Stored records
◇ ◇ ◇

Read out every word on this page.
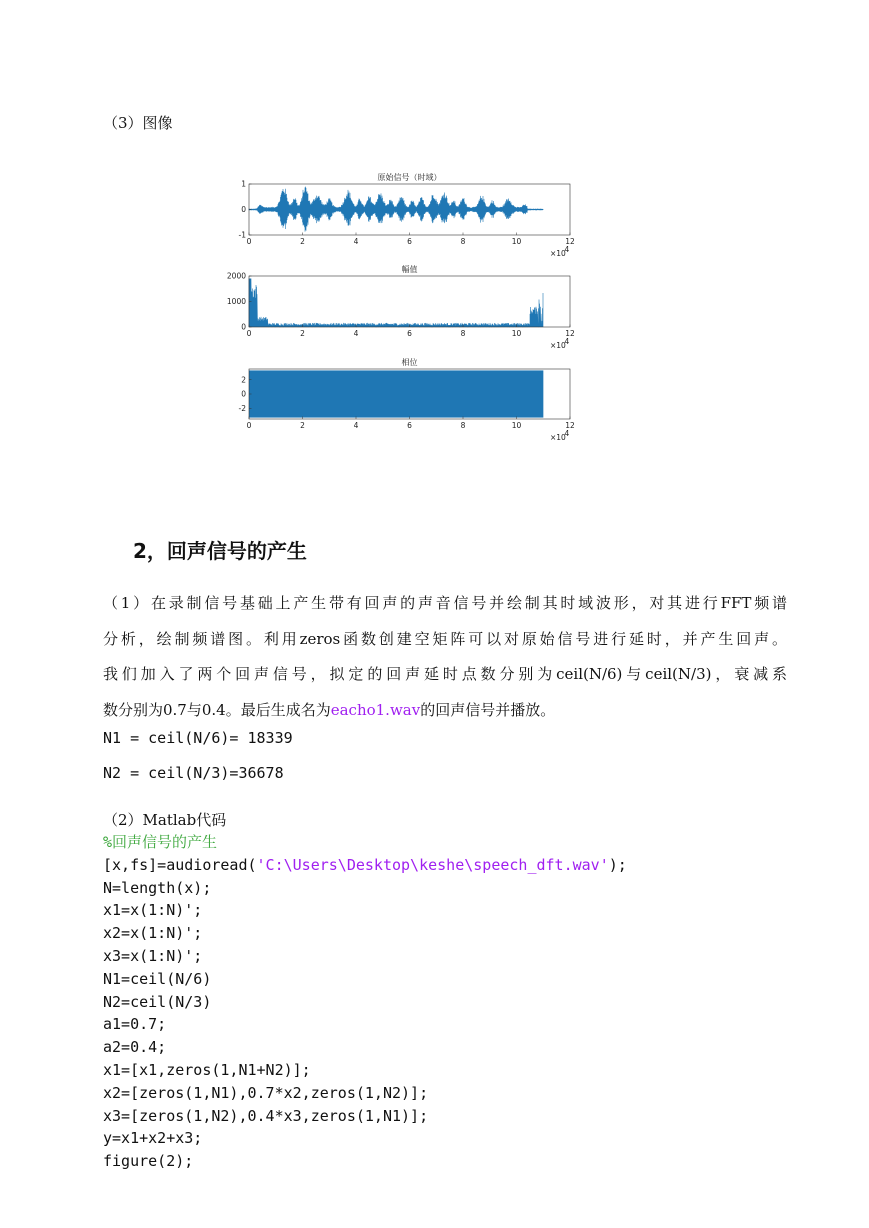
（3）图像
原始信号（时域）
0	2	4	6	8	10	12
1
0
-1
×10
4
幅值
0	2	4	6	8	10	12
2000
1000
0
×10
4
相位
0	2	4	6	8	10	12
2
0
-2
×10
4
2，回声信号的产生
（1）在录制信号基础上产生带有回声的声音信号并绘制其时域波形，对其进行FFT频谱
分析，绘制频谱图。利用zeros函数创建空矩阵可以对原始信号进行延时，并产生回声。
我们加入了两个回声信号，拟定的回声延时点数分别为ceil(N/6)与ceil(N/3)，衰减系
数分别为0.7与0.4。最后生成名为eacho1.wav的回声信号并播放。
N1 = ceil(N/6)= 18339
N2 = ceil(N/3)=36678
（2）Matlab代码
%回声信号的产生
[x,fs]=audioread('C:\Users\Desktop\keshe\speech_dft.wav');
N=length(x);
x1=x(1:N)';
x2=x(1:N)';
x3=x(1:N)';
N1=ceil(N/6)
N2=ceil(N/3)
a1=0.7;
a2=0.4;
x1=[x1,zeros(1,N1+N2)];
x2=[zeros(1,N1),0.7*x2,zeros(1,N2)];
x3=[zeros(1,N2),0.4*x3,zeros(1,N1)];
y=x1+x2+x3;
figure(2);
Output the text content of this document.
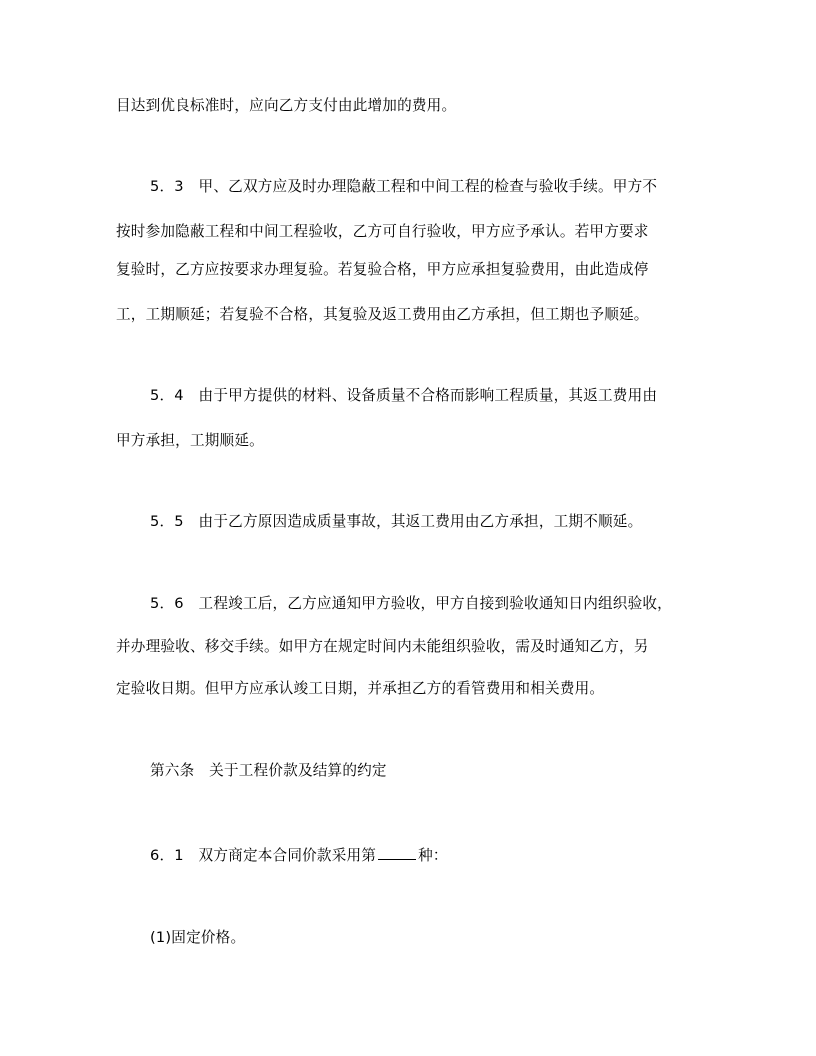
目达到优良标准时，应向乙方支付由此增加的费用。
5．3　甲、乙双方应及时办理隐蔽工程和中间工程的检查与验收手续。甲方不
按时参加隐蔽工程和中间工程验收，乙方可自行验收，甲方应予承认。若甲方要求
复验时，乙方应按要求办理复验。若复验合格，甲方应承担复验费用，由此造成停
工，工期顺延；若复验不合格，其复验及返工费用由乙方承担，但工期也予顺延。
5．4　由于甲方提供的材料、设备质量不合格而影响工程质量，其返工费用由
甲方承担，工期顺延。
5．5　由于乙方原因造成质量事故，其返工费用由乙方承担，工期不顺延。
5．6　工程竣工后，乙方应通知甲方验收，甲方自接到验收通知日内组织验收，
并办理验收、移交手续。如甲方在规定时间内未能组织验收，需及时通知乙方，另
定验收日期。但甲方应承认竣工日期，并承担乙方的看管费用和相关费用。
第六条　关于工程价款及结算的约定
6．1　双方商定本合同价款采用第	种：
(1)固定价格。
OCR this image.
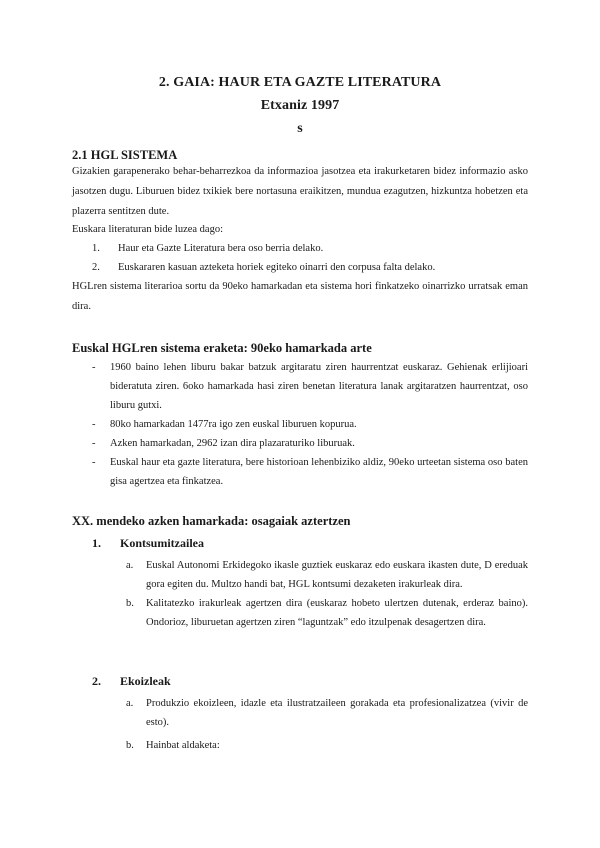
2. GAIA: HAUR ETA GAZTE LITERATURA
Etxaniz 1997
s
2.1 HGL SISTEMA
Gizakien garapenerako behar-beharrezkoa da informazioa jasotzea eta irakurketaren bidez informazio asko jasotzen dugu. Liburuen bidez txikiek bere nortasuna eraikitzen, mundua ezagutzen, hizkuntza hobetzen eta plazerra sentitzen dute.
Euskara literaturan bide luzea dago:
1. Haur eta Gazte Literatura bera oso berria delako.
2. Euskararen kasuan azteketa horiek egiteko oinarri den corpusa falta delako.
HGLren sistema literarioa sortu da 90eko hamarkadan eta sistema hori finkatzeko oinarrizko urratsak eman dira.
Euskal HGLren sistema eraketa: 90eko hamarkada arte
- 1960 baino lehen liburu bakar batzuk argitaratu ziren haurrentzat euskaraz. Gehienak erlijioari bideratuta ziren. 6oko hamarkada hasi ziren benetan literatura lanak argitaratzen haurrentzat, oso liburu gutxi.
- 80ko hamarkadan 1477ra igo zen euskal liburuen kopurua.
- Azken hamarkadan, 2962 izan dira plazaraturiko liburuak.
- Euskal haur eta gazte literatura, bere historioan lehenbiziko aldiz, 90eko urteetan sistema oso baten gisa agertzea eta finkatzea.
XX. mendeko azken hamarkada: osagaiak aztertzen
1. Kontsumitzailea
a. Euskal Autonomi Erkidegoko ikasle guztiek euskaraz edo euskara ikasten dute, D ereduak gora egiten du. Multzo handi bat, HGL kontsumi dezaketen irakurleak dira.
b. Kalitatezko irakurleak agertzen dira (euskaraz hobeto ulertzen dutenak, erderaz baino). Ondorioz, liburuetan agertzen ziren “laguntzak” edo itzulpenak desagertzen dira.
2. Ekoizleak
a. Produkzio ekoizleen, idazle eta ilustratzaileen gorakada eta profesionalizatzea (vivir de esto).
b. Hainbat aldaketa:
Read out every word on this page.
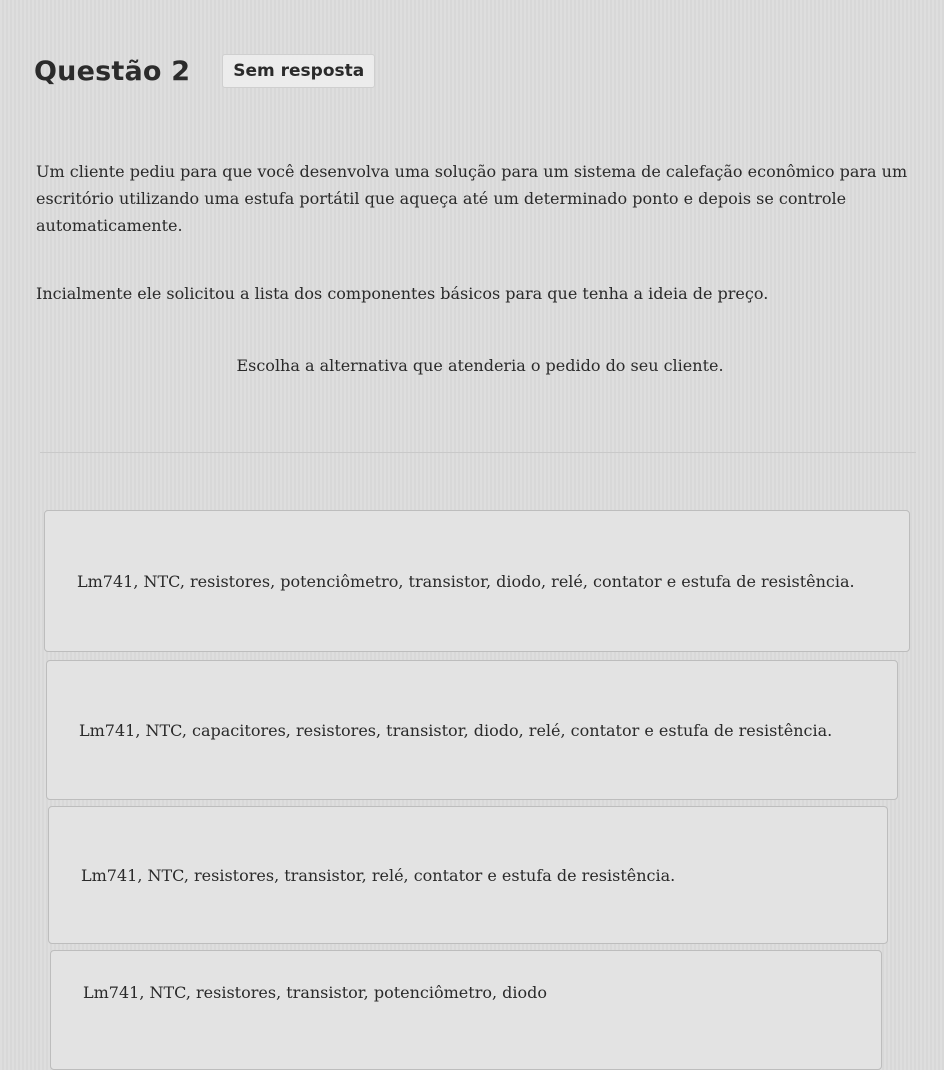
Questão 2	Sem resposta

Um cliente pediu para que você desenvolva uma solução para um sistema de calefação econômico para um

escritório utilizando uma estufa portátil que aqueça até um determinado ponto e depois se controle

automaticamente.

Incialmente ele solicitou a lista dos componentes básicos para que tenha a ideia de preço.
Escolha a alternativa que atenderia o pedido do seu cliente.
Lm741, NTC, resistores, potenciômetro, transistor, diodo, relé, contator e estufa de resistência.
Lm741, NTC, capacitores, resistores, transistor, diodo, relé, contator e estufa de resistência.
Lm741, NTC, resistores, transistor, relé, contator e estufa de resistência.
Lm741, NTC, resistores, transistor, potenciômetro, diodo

◇ ◇ ◇

▶ [Short exercise]: Extract every line of the data exactly; pictures stay out.

▶ [Task output]:
Read out every word on this page.
（3）图像
原始信号（时域）
0	2	4	6	8	10	12
1
0
-1
×10
4
幅值
0	2	4	6	8	10	12
2000
1000
0
×10
4
相位
0	2	4	6	8	10	12
2
0
-2
×10
4
2，回声信号的产生
（1）在录制信号基础上产生带有回声的声音信号并绘制其时域波形，对其进行FFT频谱
分析，绘制频谱图。利用zeros函数创建空矩阵可以对原始信号进行延时，并产生回声。
我们加入了两个回声信号，拟定的回声延时点数分别为ceil(N/6)与ceil(N/3)，衰减系
数分别为0.7与0.4。最后生成名为eacho1.wav的回声信号并播放。
N1 = ceil(N/6)= 18339
N2 = ceil(N/3)=36678
（2）Matlab代码
%回声信号的产生
[x,fs]=audioread('C:\Users\Desktop\keshe\speech_dft.wav');
N=length(x);
x1=x(1:N)';
x2=x(1:N)';
x3=x(1:N)';
N1=ceil(N/6)
N2=ceil(N/3)
a1=0.7;
a2=0.4;
x1=[x1,zeros(1,N1+N2)];
x2=[zeros(1,N1),0.7*x2,zeros(1,N2)];
x3=[zeros(1,N2),0.4*x3,zeros(1,N1)];
y=x1+x2+x3;
figure(2);
Output the text content of this document.
目达到优良标准时，应向乙方支付由此增加的费用。
5．3　甲、乙双方应及时办理隐蔽工程和中间工程的检查与验收手续。甲方不
按时参加隐蔽工程和中间工程验收，乙方可自行验收，甲方应予承认。若甲方要求
复验时，乙方应按要求办理复验。若复验合格，甲方应承担复验费用，由此造成停
工，工期顺延；若复验不合格，其复验及返工费用由乙方承担，但工期也予顺延。
5．4　由于甲方提供的材料、设备质量不合格而影响工程质量，其返工费用由
甲方承担，工期顺延。
5．5　由于乙方原因造成质量事故，其返工费用由乙方承担，工期不顺延。
5．6　工程竣工后，乙方应通知甲方验收，甲方自接到验收通知日内组织验收，
并办理验收、移交手续。如甲方在规定时间内未能组织验收，需及时通知乙方，另
定验收日期。但甲方应承认竣工日期，并承担乙方的看管费用和相关费用。
第六条　关于工程价款及结算的约定
6．1　双方商定本合同价款采用第	种：
(1)固定价格。
OCR this image.
2. GAIA: HAUR ETA GAZTE LITERATURA
Etxaniz 1997
s
2.1 HGL SISTEMA
Gizakien garapenerako behar-beharrezkoa da informazioa jasotzea eta irakurketaren bidez informazio asko jasotzen dugu. Liburuen bidez txikiek bere nortasuna eraikitzen, mundua ezagutzen, hizkuntza hobetzen eta plazerra sentitzen dute.
Euskara literaturan bide luzea dago:
1. Haur eta Gazte Literatura bera oso berria delako.
2. Euskararen kasuan azteketa horiek egiteko oinarri den corpusa falta delako.
HGLren sistema literarioa sortu da 90eko hamarkadan eta sistema hori finkatzeko oinarrizko urratsak eman dira.
Euskal HGLren sistema eraketa: 90eko hamarkada arte
- 1960 baino lehen liburu bakar batzuk argitaratu ziren haurrentzat euskaraz. Gehienak erlijioari bideratuta ziren. 6oko hamarkada hasi ziren benetan literatura lanak argitaratzen haurrentzat, oso liburu gutxi.
- 80ko hamarkadan 1477ra igo zen euskal liburuen kopurua.
- Azken hamarkadan, 2962 izan dira plazaraturiko liburuak.
- Euskal haur eta gazte literatura, bere historioan lehenbiziko aldiz, 90eko urteetan sistema oso baten gisa agertzea eta finkatzea.
XX. mendeko azken hamarkada: osagaiak aztertzen
1. Kontsumitzailea
a. Euskal Autonomi Erkidegoko ikasle guztiek euskaraz edo euskara ikasten dute, D ereduak gora egiten du. Multzo handi bat, HGL kontsumi dezaketen irakurleak dira.
b. Kalitatezko irakurleak agertzen dira (euskaraz hobeto ulertzen dutenak, erderaz baino). Ondorioz, liburuetan agertzen ziren “laguntzak” edo itzulpenak desagertzen dira.
2. Ekoizleak
a. Produkzio ekoizleen, idazle eta ilustratzaileen gorakada eta profesionalizatzea (vivir de esto).
b. Hainbat aldaketa:
Read out every word on this page.
Questão 2	Sem resposta

Um cliente pediu para que você desenvolva uma solução para um sistema de calefação econômico para um

escritório utilizando uma estufa portátil que aqueça até um determinado ponto e depois se controle

automaticamente.

Incialmente ele solicitou a lista dos componentes básicos para que tenha a ideia de preço.
Escolha a alternativa que atenderia o pedido do seu cliente.
Lm741, NTC, resistores, potenciômetro, transistor, diodo, relé, contator e estufa de resistência.
Lm741, NTC, capacitores, resistores, transistor, diodo, relé, contator e estufa de resistência.
Lm741, NTC, resistores, transistor, relé, contator e estufa de resistência.
Lm741, NTC, resistores, transistor, potenciômetro, diodo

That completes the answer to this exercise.